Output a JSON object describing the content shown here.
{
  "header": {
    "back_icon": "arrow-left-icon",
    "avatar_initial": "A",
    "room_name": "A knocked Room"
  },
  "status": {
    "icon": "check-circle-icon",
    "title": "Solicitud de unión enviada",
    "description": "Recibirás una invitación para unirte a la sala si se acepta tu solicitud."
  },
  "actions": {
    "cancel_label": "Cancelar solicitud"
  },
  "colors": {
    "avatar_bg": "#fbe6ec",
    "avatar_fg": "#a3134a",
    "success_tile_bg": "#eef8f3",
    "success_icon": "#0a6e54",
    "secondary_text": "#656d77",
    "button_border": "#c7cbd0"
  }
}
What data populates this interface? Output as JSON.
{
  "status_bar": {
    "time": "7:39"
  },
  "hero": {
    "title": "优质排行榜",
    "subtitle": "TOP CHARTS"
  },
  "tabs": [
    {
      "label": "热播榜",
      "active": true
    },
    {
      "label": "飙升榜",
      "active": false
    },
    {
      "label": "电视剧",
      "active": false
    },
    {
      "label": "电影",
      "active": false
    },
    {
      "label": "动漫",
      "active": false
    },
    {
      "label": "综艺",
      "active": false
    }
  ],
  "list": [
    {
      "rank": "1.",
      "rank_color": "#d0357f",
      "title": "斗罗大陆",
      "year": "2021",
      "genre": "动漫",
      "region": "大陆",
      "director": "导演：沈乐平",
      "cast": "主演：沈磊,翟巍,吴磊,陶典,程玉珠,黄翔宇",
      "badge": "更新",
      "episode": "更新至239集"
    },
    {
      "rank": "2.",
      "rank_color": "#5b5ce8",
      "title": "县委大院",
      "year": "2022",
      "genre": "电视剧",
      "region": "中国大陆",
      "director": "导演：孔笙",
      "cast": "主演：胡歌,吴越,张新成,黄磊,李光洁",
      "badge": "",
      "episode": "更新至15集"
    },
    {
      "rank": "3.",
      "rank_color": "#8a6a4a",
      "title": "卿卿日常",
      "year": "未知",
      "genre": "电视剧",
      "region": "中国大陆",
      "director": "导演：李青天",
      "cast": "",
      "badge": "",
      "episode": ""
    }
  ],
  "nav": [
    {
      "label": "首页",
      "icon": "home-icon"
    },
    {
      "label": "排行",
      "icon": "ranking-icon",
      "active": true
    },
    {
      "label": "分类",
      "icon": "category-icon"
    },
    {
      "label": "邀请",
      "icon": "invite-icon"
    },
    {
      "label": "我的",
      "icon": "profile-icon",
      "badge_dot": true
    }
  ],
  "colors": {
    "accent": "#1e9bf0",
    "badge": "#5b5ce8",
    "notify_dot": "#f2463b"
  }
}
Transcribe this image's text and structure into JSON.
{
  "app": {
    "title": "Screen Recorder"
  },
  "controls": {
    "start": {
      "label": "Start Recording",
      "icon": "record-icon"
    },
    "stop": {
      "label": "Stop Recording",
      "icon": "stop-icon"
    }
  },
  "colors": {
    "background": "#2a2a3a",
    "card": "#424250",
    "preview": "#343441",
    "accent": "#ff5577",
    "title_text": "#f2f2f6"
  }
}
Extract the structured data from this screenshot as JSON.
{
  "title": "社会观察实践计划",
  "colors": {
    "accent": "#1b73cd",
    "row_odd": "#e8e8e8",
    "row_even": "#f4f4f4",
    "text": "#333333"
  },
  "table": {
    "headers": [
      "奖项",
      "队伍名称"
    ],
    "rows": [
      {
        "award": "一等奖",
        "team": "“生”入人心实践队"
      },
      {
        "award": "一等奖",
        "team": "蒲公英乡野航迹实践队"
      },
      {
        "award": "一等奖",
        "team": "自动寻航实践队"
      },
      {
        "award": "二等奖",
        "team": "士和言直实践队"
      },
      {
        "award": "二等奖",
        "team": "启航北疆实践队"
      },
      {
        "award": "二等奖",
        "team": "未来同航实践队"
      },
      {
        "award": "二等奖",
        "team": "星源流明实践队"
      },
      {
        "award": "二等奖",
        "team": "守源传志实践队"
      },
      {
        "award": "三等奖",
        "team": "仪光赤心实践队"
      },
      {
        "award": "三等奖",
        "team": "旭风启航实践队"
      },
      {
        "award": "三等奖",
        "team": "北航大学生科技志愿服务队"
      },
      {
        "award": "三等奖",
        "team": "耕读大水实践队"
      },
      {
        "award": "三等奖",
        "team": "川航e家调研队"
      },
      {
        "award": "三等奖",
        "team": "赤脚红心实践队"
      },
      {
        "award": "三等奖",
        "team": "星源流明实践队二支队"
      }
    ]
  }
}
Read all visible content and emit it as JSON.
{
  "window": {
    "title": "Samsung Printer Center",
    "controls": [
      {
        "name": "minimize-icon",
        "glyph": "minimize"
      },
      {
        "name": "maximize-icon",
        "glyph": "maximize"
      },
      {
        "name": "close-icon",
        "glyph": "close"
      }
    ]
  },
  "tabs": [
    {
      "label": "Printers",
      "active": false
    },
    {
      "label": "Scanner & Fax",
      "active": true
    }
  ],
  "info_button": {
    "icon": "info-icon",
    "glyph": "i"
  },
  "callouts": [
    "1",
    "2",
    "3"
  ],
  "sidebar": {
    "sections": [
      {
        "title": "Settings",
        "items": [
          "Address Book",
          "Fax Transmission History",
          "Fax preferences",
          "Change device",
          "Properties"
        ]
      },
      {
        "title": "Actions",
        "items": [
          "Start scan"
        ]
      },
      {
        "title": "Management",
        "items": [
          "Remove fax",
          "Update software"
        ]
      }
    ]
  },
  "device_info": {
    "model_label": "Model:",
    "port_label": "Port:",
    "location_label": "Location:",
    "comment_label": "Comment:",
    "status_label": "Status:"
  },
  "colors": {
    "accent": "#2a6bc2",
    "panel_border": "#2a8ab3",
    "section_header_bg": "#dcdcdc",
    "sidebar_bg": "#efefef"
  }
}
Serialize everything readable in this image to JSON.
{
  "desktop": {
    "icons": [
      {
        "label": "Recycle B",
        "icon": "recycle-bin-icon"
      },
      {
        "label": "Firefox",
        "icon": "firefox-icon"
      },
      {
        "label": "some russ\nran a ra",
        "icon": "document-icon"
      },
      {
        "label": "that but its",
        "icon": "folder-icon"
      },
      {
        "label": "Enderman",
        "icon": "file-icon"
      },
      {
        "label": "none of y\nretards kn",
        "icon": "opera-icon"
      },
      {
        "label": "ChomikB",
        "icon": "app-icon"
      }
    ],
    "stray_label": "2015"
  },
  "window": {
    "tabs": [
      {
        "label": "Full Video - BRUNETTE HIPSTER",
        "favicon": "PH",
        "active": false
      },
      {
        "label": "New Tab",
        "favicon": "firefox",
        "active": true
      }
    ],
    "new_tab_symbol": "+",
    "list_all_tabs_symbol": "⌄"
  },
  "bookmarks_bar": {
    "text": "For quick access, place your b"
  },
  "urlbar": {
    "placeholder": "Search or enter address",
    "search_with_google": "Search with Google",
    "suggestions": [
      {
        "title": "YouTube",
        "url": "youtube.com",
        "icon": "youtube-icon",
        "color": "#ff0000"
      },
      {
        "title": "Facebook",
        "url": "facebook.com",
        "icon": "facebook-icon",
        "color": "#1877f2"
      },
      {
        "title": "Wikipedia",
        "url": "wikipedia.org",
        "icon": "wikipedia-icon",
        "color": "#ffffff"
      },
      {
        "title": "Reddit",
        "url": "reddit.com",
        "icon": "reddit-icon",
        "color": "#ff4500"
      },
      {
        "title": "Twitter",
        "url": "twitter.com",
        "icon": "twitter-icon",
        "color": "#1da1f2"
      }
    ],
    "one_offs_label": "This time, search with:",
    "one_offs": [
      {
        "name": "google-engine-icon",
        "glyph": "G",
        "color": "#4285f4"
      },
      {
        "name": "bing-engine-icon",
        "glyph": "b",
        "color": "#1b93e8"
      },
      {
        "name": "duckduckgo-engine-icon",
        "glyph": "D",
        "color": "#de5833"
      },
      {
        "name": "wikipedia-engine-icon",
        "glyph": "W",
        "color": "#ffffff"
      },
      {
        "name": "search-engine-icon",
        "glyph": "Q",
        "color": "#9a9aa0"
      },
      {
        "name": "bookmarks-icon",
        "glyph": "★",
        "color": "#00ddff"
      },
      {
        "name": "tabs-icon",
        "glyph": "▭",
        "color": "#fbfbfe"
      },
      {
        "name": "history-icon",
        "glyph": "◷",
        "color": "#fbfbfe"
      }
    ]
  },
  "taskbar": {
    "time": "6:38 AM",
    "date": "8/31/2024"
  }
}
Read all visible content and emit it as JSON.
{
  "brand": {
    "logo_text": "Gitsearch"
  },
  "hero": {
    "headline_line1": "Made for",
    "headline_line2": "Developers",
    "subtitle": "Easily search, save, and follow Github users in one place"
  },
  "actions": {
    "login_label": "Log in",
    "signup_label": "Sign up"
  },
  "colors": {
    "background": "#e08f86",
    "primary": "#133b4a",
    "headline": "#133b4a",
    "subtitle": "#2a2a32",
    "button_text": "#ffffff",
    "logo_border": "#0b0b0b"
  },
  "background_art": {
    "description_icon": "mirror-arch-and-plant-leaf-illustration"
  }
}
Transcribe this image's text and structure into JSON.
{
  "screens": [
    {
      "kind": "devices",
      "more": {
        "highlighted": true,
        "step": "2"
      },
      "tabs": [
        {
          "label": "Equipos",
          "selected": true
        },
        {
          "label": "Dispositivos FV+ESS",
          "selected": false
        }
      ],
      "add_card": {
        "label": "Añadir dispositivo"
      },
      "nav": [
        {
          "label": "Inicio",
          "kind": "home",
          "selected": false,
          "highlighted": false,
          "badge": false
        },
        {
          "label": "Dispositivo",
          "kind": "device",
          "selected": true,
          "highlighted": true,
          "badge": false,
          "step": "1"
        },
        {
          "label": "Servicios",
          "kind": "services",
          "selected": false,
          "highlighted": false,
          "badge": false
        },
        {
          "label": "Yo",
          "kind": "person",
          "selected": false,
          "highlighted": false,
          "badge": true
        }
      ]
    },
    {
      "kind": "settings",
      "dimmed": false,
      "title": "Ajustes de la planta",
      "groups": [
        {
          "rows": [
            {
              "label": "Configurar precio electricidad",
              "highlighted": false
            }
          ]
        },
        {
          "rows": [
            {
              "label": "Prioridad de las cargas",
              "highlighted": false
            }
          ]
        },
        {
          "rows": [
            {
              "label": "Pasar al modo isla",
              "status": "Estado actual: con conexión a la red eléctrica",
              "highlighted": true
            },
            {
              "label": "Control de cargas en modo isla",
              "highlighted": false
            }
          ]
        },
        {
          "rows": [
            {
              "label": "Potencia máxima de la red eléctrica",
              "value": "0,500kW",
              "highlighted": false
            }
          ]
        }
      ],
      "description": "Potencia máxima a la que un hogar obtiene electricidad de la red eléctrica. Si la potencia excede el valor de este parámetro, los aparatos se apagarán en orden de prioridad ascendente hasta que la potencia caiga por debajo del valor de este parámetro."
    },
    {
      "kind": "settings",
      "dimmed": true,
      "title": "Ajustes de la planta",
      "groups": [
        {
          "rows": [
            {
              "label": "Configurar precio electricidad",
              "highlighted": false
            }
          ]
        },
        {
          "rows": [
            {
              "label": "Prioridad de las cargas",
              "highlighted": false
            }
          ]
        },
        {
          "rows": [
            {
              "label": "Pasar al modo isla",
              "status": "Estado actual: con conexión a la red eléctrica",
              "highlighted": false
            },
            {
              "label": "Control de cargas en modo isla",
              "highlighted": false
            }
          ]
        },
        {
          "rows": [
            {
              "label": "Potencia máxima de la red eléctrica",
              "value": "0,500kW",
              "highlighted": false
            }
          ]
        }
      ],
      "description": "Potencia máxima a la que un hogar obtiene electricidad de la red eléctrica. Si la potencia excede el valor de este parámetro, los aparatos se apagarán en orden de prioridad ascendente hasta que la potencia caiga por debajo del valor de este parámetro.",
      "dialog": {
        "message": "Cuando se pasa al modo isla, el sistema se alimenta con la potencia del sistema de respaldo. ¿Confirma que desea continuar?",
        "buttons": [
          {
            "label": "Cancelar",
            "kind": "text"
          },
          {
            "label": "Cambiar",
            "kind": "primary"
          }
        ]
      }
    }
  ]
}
◆ ◆ ◆ ◆ ◆
- Short problem
Examine the data above and state how many of its lines contain the word "kind", with no further remarks.

- Solution for this exercise
9